Produce an exact copy of all the data below, dropping every image.

Raw records:
|---|
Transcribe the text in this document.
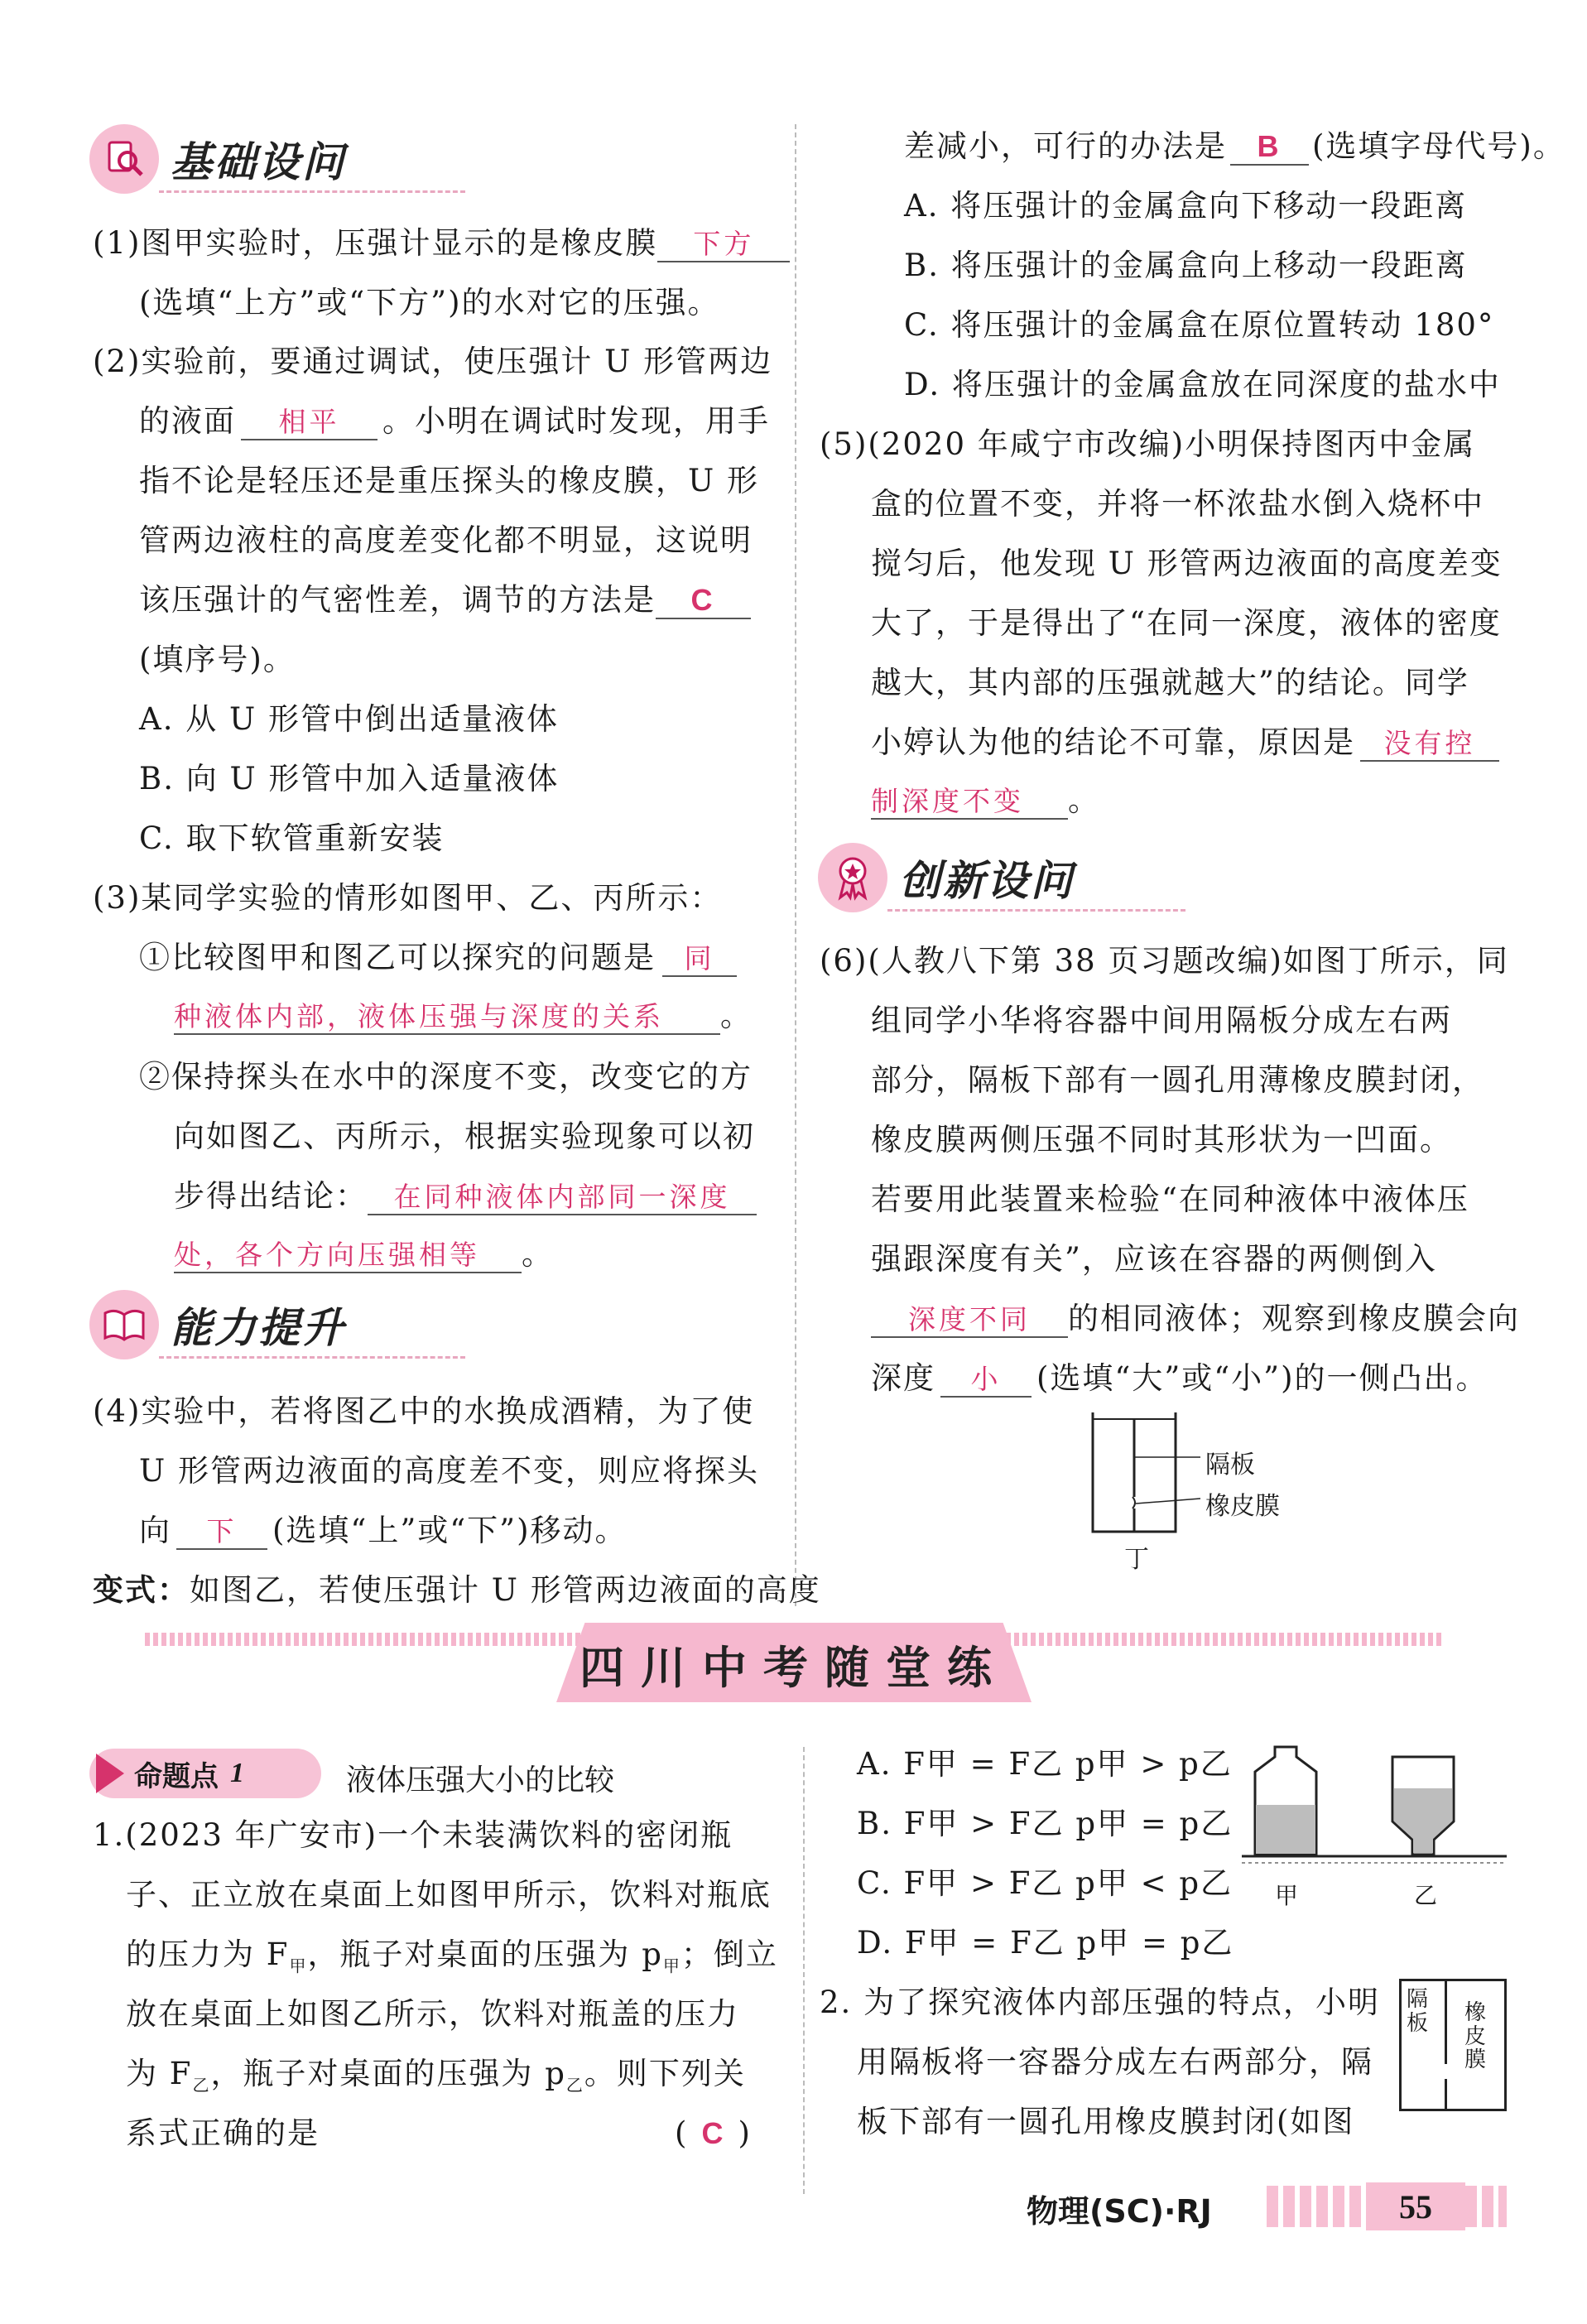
基础设问
(1)图甲实验时，压强计显示的是橡皮膜 下方
(选填“上方”或“下方”)的水对它的压强。
(2)实验前，要通过调试，使压强计 U 形管两边
的液面 相平 。小明在调试时发现，用手
指不论是轻压还是重压探头的橡皮膜，U 形
管两边液柱的高度差变化都不明显，这说明
该压强计的气密性差，调节的方法是 C
(填序号)。
A. 从 U 形管中倒出适量液体
B. 向 U 形管中加入适量液体
C. 取下软管重新安装
(3)某同学实验的情形如图甲、乙、丙所示：
①比较图甲和图乙可以探究的问题是 同
种液体内部，液体压强与深度的关系 。
②保持探头在水中的深度不变，改变它的方
向如图乙、丙所示，根据实验现象可以初
步得出结论： 在同种液体内部同一深度
处，各个方向压强相等 。
能力提升
(4)实验中，若将图乙中的水换成酒精，为了使
U 形管两边液面的高度差不变，则应将探头
向 下 (选填“上”或“下”)移动。
变式：如图乙，若使压强计 U 形管两边液面的高度
差减小，可行的办法是 B (选填字母代号)。
A. 将压强计的金属盒向下移动一段距离
B. 将压强计的金属盒向上移动一段距离
C. 将压强计的金属盒在原位置转动 180°
D. 将压强计的金属盒放在同深度的盐水中
(5)(2020 年咸宁市改编)小明保持图丙中金属
盒的位置不变，并将一杯浓盐水倒入烧杯中
搅匀后，他发现 U 形管两边液面的高度差变
大了，于是得出了“在同一深度，液体的密度
越大，其内部的压强就越大”的结论。同学
小婷认为他的结论不可靠，原因是 没有控
制深度不变 。
创新设问
(6)(人教八下第 38 页习题改编)如图丁所示，同
组同学小华将容器中间用隔板分成左右两
部分，隔板下部有一圆孔用薄橡皮膜封闭，
橡皮膜两侧压强不同时其形状为一凹面。
若要用此装置来检验“在同种液体中液体压
强跟深度有关”，应该在容器的两侧倒入
深度不同 的相同液体；观察到橡皮膜会向
深度 小 (选填“大”或“小”)的一侧凸出。
隔板
橡皮膜
丁
四川中考随堂练
命题点 1	液体压强大小的比较
1.(2023 年广安市)一个未装满饮料的密闭瓶
子、正立放在桌面上如图甲所示，饮料对瓶底
的压力为 $F_甲$，瓶子对桌面的压强为 $p_甲$；倒立
放在桌面上如图乙所示，饮料对瓶盖的压力
为 $F_乙$，瓶子对桌面的压强为 $p_乙$。则下列关
系式正确的是	( C )
A. F甲 = F乙 p甲 > p乙
B. F甲 > F乙 p甲 = p乙
C. F甲 > F乙 p甲 < p乙
D. F甲 = F乙 p甲 = p乙
甲	乙
2. 为了探究液体内部压强的特点，小明
用隔板将一容器分成左右两部分，隔
板下部有一圆孔用橡皮膜封闭(如图
隔板 橡皮膜
物理(SC)·RJ	55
|---|
_Solution to this problem_:
Transcribe the text in this document.
基础设问
(1)图甲实验时，压强计显示的是橡皮膜 下方
(选填“上方”或“下方”)的水对它的压强。
(2)实验前，要通过调试，使压强计 U 形管两边
的液面 相平 。小明在调试时发现，用手
指不论是轻压还是重压探头的橡皮膜，U 形
管两边液柱的高度差变化都不明显，这说明
该压强计的气密性差，调节的方法是 C
(填序号)。
A. 从 U 形管中倒出适量液体
B. 向 U 形管中加入适量液体
C. 取下软管重新安装
(3)某同学实验的情形如图甲、乙、丙所示：
①比较图甲和图乙可以探究的问题是 同
种液体内部，液体压强与深度的关系 。
②保持探头在水中的深度不变，改变它的方
向如图乙、丙所示，根据实验现象可以初
步得出结论： 在同种液体内部同一深度
处，各个方向压强相等 。
能力提升
(4)实验中，若将图乙中的水换成酒精，为了使
U 形管两边液面的高度差不变，则应将探头
向 下 (选填“上”或“下”)移动。
变式：如图乙，若使压强计 U 形管两边液面的高度
差减小，可行的办法是 B (选填字母代号)。
A. 将压强计的金属盒向下移动一段距离
B. 将压强计的金属盒向上移动一段距离
C. 将压强计的金属盒在原位置转动 180°
D. 将压强计的金属盒放在同深度的盐水中
(5)(2020 年咸宁市改编)小明保持图丙中金属
盒的位置不变，并将一杯浓盐水倒入烧杯中
搅匀后，他发现 U 形管两边液面的高度差变
大了，于是得出了“在同一深度，液体的密度
越大，其内部的压强就越大”的结论。同学
小婷认为他的结论不可靠，原因是 没有控
制深度不变 。
创新设问
(6)(人教八下第 38 页习题改编)如图丁所示，同
组同学小华将容器中间用隔板分成左右两
部分，隔板下部有一圆孔用薄橡皮膜封闭，
橡皮膜两侧压强不同时其形状为一凹面。
若要用此装置来检验“在同种液体中液体压
强跟深度有关”，应该在容器的两侧倒入
深度不同 的相同液体；观察到橡皮膜会向
深度 小 (选填“大”或“小”)的一侧凸出。
隔板
橡皮膜
丁
四川中考随堂练
命题点 1	液体压强大小的比较
1.(2023 年广安市)一个未装满饮料的密闭瓶
子、正立放在桌面上如图甲所示，饮料对瓶底
的压力为 $F_甲$，瓶子对桌面的压强为 $p_甲$；倒立
放在桌面上如图乙所示，饮料对瓶盖的压力
为 $F_乙$，瓶子对桌面的压强为 $p_乙$。则下列关
系式正确的是	( C )
A. F甲 = F乙 p甲 > p乙
B. F甲 > F乙 p甲 = p乙
C. F甲 > F乙 p甲 < p乙
D. F甲 = F乙 p甲 = p乙
甲	乙
2. 为了探究液体内部压强的特点，小明
用隔板将一容器分成左右两部分，隔
板下部有一圆孔用橡皮膜封闭(如图
隔板 橡皮膜
物理(SC)·RJ	55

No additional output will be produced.